> [Input for this task]
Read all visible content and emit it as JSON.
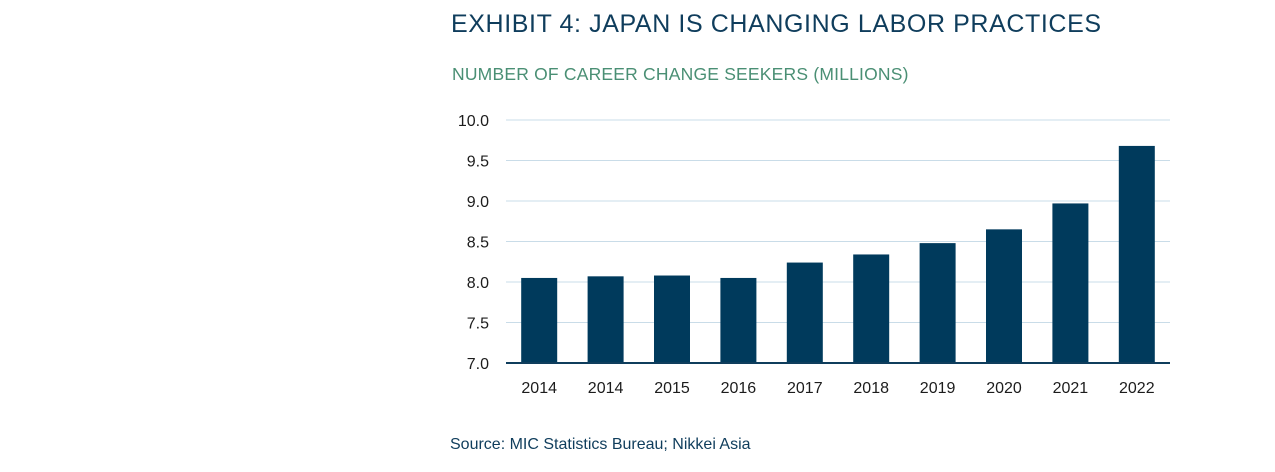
{
  "title": "EXHIBIT 4: JAPAN IS CHANGING LABOR PRACTICES",
  "source": "Source: MIC Statistics Bureau; Nikkei Asia",
  "colors": {
    "title": "#0f3d5c",
    "subtitle": "#4a8f74",
    "bar": "#003a5c",
    "grid": "#c9dce8",
    "axis": "#0f3d5c"
  },
  "chart_data": {
    "type": "bar",
    "title": "NUMBER OF CAREER CHANGE SEEKERS (MILLIONS)",
    "xlabel": "",
    "ylabel": "",
    "categories": [
      "2014",
      "2014",
      "2015",
      "2016",
      "2017",
      "2018",
      "2019",
      "2020",
      "2021",
      "2022"
    ],
    "values": [
      8.05,
      8.07,
      8.08,
      8.05,
      8.24,
      8.34,
      8.48,
      8.65,
      8.97,
      9.68
    ],
    "ylim": [
      7.0,
      10.0
    ],
    "yticks": [
      "7.0",
      "7.5",
      "8.0",
      "8.5",
      "9.0",
      "9.5",
      "10.0"
    ],
    "grid": true,
    "legend": "none"
  }
}
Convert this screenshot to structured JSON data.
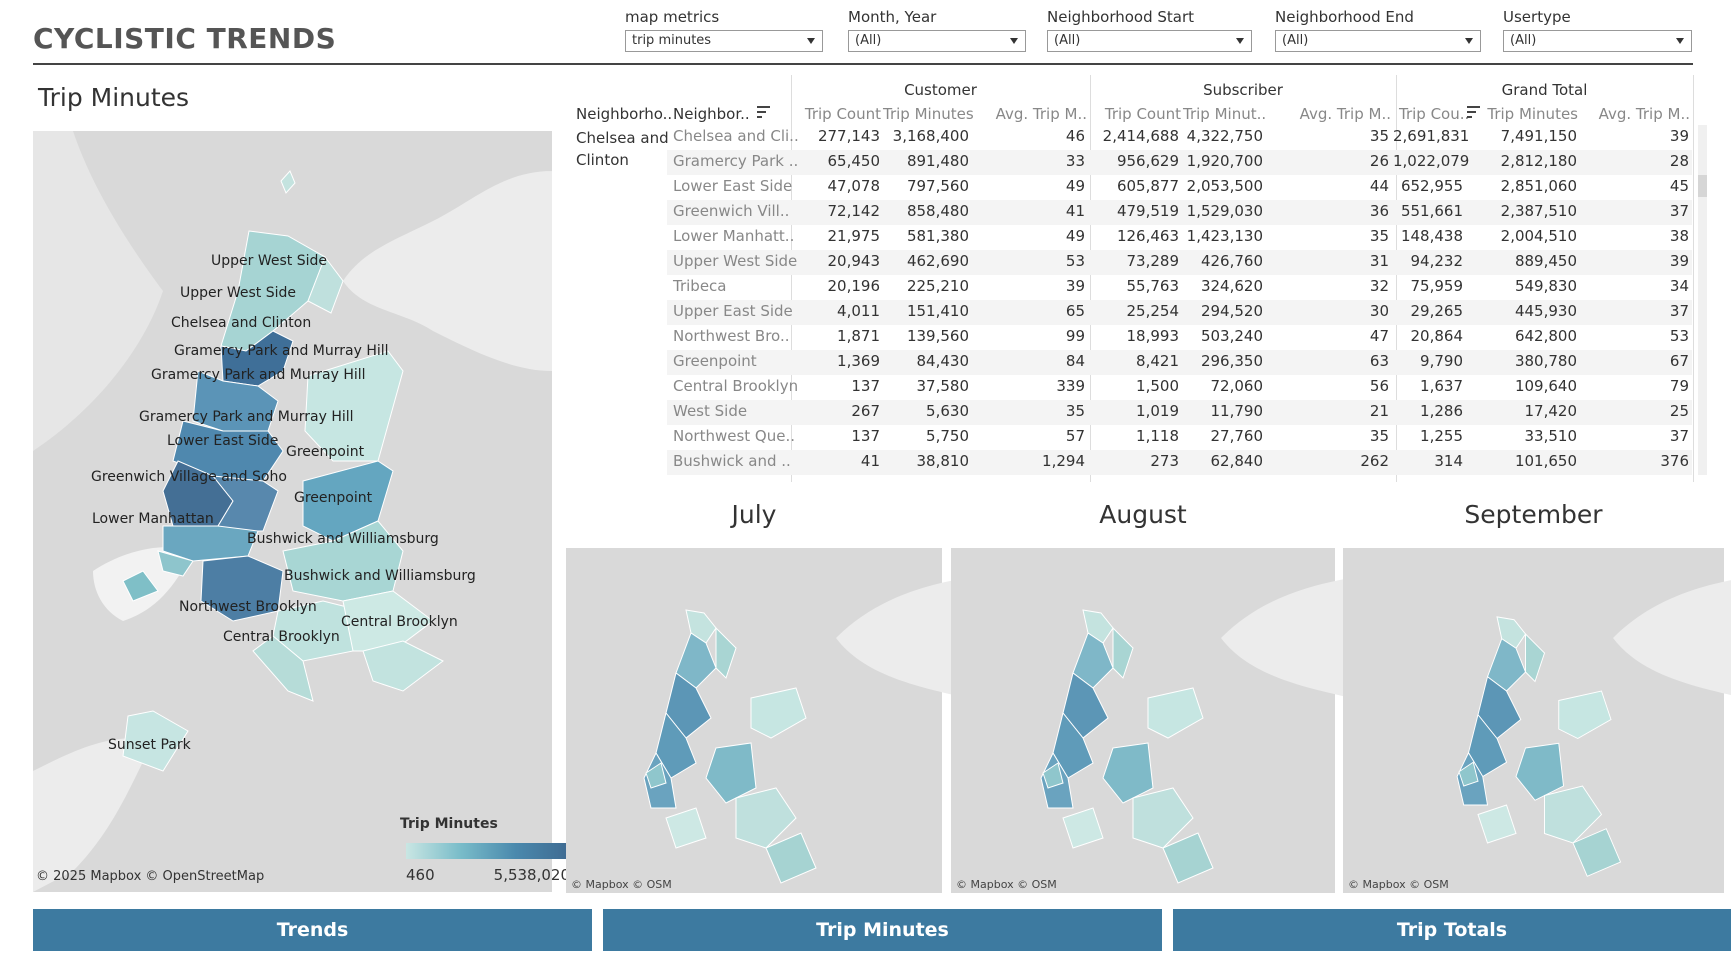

> [Given problem] Pick each line holding the word "JSON" out of the listing.

> [Task solution]
Read all visible content and emit it as JSON.
Convert this screenshot to structured JSON data.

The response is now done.